Exercise requirements
Exclude the pictures, then repeat the remaining data exactly.

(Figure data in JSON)

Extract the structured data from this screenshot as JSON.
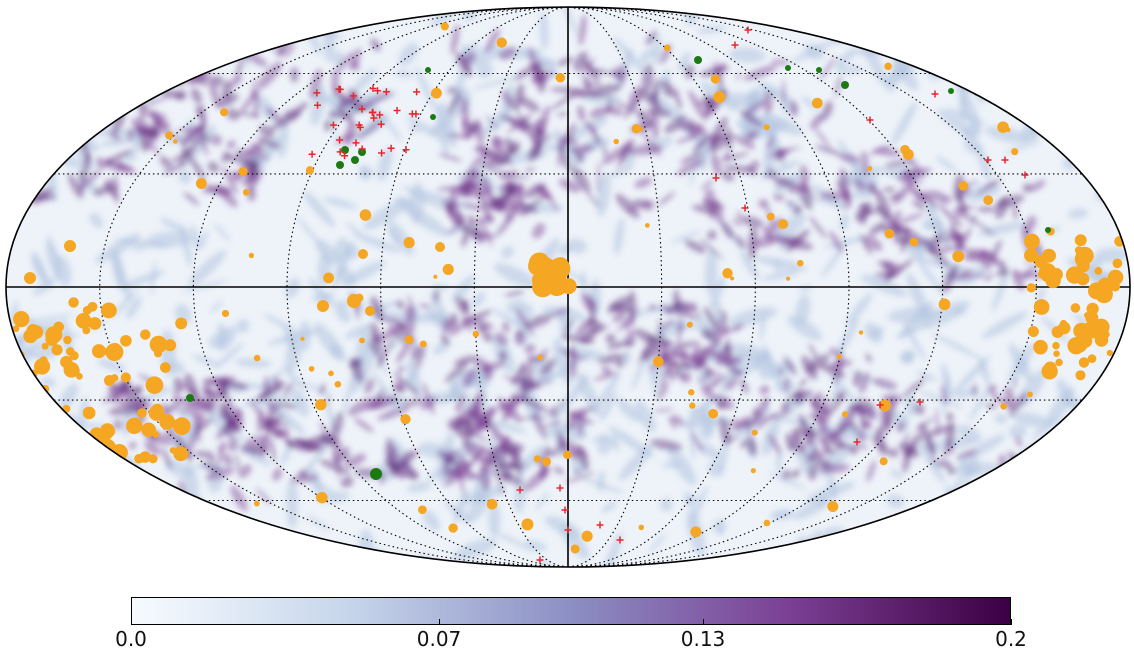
{
  "figure": {
    "projection": "Mollweide",
    "graticule": {
      "style": "dotted",
      "meridians_deg": 30,
      "parallels_deg": 30,
      "color": "#000000"
    },
    "background_gradient_colors": [
      "#f7fbff",
      "#c6d5ea",
      "#8c8fc4",
      "#7b3f93",
      "#3b0044"
    ]
  },
  "colorbar": {
    "min": 0.0,
    "max": 0.2,
    "ticks": [
      {
        "value": 0.0,
        "label": "0.0"
      },
      {
        "value": 0.07,
        "label": "0.07"
      },
      {
        "value": 0.13,
        "label": "0.13"
      },
      {
        "value": 0.2,
        "label": "0.2"
      }
    ]
  },
  "legend_markers": {
    "orange_circle": "#f5a623",
    "green_circle": "#1b7a12",
    "red_cross": "#e8262d"
  }
}
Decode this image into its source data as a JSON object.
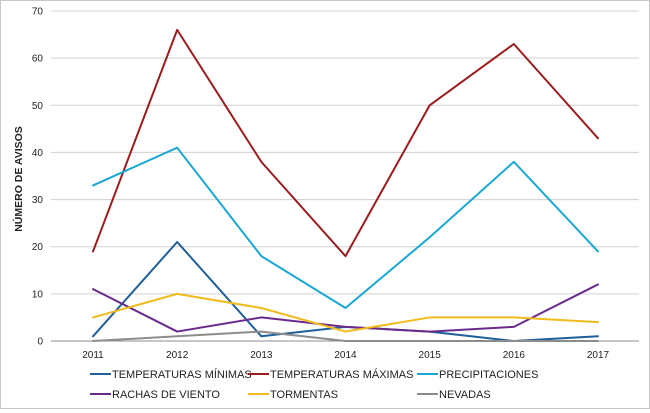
{
  "chart_data": {
    "type": "line",
    "title": "",
    "xlabel": "",
    "ylabel": "NÚMERO DE AVISOS",
    "ylim": [
      0,
      70
    ],
    "y_ticks": [
      0,
      10,
      20,
      30,
      40,
      50,
      60,
      70
    ],
    "grid": "horizontal",
    "legend_position": "bottom",
    "categories": [
      "2011",
      "2012",
      "2013",
      "2014",
      "2015",
      "2016",
      "2017"
    ],
    "series": [
      {
        "name": "TEMPERATURAS MÍNIMAS",
        "color": "#1f5f9a",
        "values": [
          1,
          21,
          1,
          3,
          2,
          0,
          1
        ]
      },
      {
        "name": "TEMPERATURAS MÁXIMAS",
        "color": "#9b1c1c",
        "values": [
          19,
          66,
          38,
          18,
          50,
          63,
          43
        ]
      },
      {
        "name": "PRECIPITACIONES",
        "color": "#1aa7d6",
        "values": [
          33,
          41,
          18,
          7,
          22,
          38,
          19
        ]
      },
      {
        "name": "RACHAS DE VIENTO",
        "color": "#6a2a8c",
        "values": [
          11,
          2,
          5,
          3,
          2,
          3,
          12
        ]
      },
      {
        "name": "TORMENTAS",
        "color": "#f2bb1c",
        "values": [
          5,
          10,
          7,
          2,
          5,
          5,
          4
        ]
      },
      {
        "name": "NEVADAS",
        "color": "#8c8c8c",
        "values": [
          0,
          1,
          2,
          0,
          0,
          0,
          0
        ]
      }
    ]
  }
}
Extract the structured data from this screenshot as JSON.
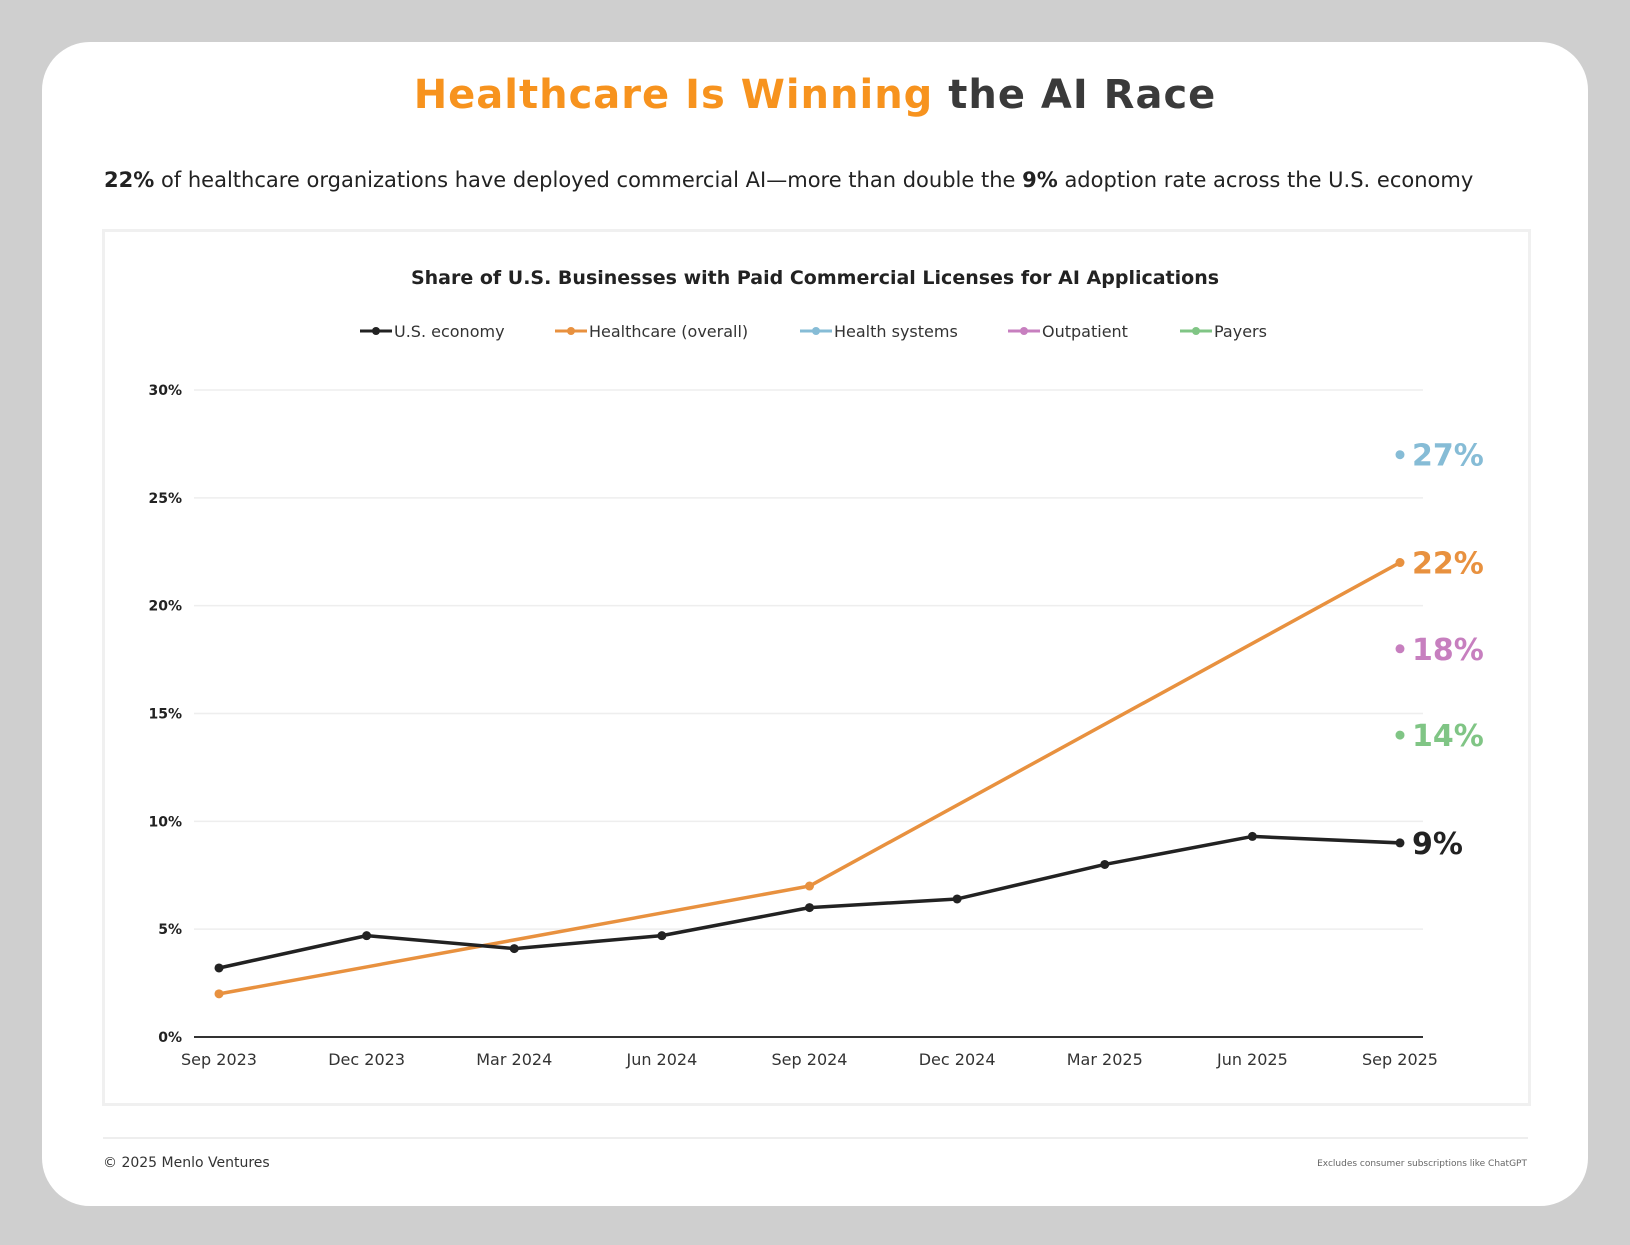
{
  "header": {
    "title_highlight": "Healthcare Is Winning",
    "title_rest": " the AI Race",
    "subtitle_b1": "22%",
    "subtitle_t1": " of healthcare organizations have deployed commercial AI—more than double the ",
    "subtitle_b2": "9%",
    "subtitle_t2": " adoption rate across the U.S. economy"
  },
  "footer": {
    "copyright": "© 2025 Menlo Ventures",
    "note": "Excludes consumer subscriptions like ChatGPT"
  },
  "chart_data": {
    "type": "line",
    "title": "Share of U.S. Businesses with Paid Commercial Licenses for AI Applications",
    "xlabel": "",
    "ylabel": "",
    "categories": [
      "Sep 2023",
      "Dec 2023",
      "Mar 2024",
      "Jun 2024",
      "Sep 2024",
      "Dec 2024",
      "Mar 2025",
      "Jun 2025",
      "Sep 2025"
    ],
    "yticks": [
      "0%",
      "5%",
      "10%",
      "15%",
      "20%",
      "25%",
      "30%"
    ],
    "ylim": [
      0,
      30
    ],
    "grid": true,
    "legend_position": "top",
    "series": [
      {
        "name": "U.S. economy",
        "color": "#222222",
        "values": [
          3.2,
          4.7,
          4.1,
          4.7,
          6.0,
          6.4,
          8.0,
          9.3,
          9.0
        ],
        "end_label": "9%"
      },
      {
        "name": "Healthcare (overall)",
        "color": "#e8913f",
        "values": [
          2.0,
          null,
          null,
          null,
          7.0,
          null,
          null,
          null,
          22.0
        ],
        "end_label": "22%"
      },
      {
        "name": "Health systems",
        "color": "#86bcd6",
        "values": [
          null,
          null,
          null,
          null,
          null,
          null,
          null,
          null,
          27.0
        ],
        "end_label": "27%"
      },
      {
        "name": "Outpatient",
        "color": "#c77fbf",
        "values": [
          null,
          null,
          null,
          null,
          null,
          null,
          null,
          null,
          18.0
        ],
        "end_label": "18%"
      },
      {
        "name": "Payers",
        "color": "#80c585",
        "values": [
          null,
          null,
          null,
          null,
          null,
          null,
          null,
          null,
          14.0
        ],
        "end_label": "14%"
      }
    ]
  }
}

The output
Extract the structured data from this screenshot as JSON.
{
  "figure": {
    "projection": "Mollweide",
    "graticule": {
      "style": "dotted",
      "meridians_deg": 30,
      "parallels_deg": 30,
      "color": "#000000"
    },
    "background_gradient_colors": [
      "#f7fbff",
      "#c6d5ea",
      "#8c8fc4",
      "#7b3f93",
      "#3b0044"
    ]
  },
  "colorbar": {
    "min": 0.0,
    "max": 0.2,
    "ticks": [
      {
        "value": 0.0,
        "label": "0.0"
      },
      {
        "value": 0.07,
        "label": "0.07"
      },
      {
        "value": 0.13,
        "label": "0.13"
      },
      {
        "value": 0.2,
        "label": "0.2"
      }
    ]
  },
  "legend_markers": {
    "orange_circle": "#f5a623",
    "green_circle": "#1b7a12",
    "red_cross": "#e8262d"
  }
}
Decode this image into its source data as a JSON object.
{
  "chart_data": {
    "type": "line",
    "title": "",
    "xlabel": "",
    "ylabel": "NÚMERO DE AVISOS",
    "ylim": [
      0,
      70
    ],
    "y_ticks": [
      0,
      10,
      20,
      30,
      40,
      50,
      60,
      70
    ],
    "grid": "horizontal",
    "legend_position": "bottom",
    "categories": [
      "2011",
      "2012",
      "2013",
      "2014",
      "2015",
      "2016",
      "2017"
    ],
    "series": [
      {
        "name": "TEMPERATURAS MÍNIMAS",
        "color": "#1f5f9a",
        "values": [
          1,
          21,
          1,
          3,
          2,
          0,
          1
        ]
      },
      {
        "name": "TEMPERATURAS MÁXIMAS",
        "color": "#9b1c1c",
        "values": [
          19,
          66,
          38,
          18,
          50,
          63,
          43
        ]
      },
      {
        "name": "PRECIPITACIONES",
        "color": "#1aa7d6",
        "values": [
          33,
          41,
          18,
          7,
          22,
          38,
          19
        ]
      },
      {
        "name": "RACHAS DE VIENTO",
        "color": "#6a2a8c",
        "values": [
          11,
          2,
          5,
          3,
          2,
          3,
          12
        ]
      },
      {
        "name": "TORMENTAS",
        "color": "#f2bb1c",
        "values": [
          5,
          10,
          7,
          2,
          5,
          5,
          4
        ]
      },
      {
        "name": "NEVADAS",
        "color": "#8c8c8c",
        "values": [
          0,
          1,
          2,
          0,
          0,
          0,
          0
        ]
      }
    ]
  }
}
Extract the structured data from this screenshot as JSON.
{
  "header": {
    "title_highlight": "Healthcare Is Winning",
    "title_rest": " the AI Race",
    "subtitle_b1": "22%",
    "subtitle_t1": " of healthcare organizations have deployed commercial AI—more than double the ",
    "subtitle_b2": "9%",
    "subtitle_t2": " adoption rate across the U.S. economy"
  },
  "footer": {
    "copyright": "© 2025 Menlo Ventures",
    "note": "Excludes consumer subscriptions like ChatGPT"
  },
  "chart_data": {
    "type": "line",
    "title": "Share of U.S. Businesses with Paid Commercial Licenses for AI Applications",
    "xlabel": "",
    "ylabel": "",
    "categories": [
      "Sep 2023",
      "Dec 2023",
      "Mar 2024",
      "Jun 2024",
      "Sep 2024",
      "Dec 2024",
      "Mar 2025",
      "Jun 2025",
      "Sep 2025"
    ],
    "yticks": [
      "0%",
      "5%",
      "10%",
      "15%",
      "20%",
      "25%",
      "30%"
    ],
    "ylim": [
      0,
      30
    ],
    "grid": true,
    "legend_position": "top",
    "series": [
      {
        "name": "U.S. economy",
        "color": "#222222",
        "values": [
          3.2,
          4.7,
          4.1,
          4.7,
          6.0,
          6.4,
          8.0,
          9.3,
          9.0
        ],
        "end_label": "9%"
      },
      {
        "name": "Healthcare (overall)",
        "color": "#e8913f",
        "values": [
          2.0,
          null,
          null,
          null,
          7.0,
          null,
          null,
          null,
          22.0
        ],
        "end_label": "22%"
      },
      {
        "name": "Health systems",
        "color": "#86bcd6",
        "values": [
          null,
          null,
          null,
          null,
          null,
          null,
          null,
          null,
          27.0
        ],
        "end_label": "27%"
      },
      {
        "name": "Outpatient",
        "color": "#c77fbf",
        "values": [
          null,
          null,
          null,
          null,
          null,
          null,
          null,
          null,
          18.0
        ],
        "end_label": "18%"
      },
      {
        "name": "Payers",
        "color": "#80c585",
        "values": [
          null,
          null,
          null,
          null,
          null,
          null,
          null,
          null,
          14.0
        ],
        "end_label": "14%"
      }
    ]
  }
}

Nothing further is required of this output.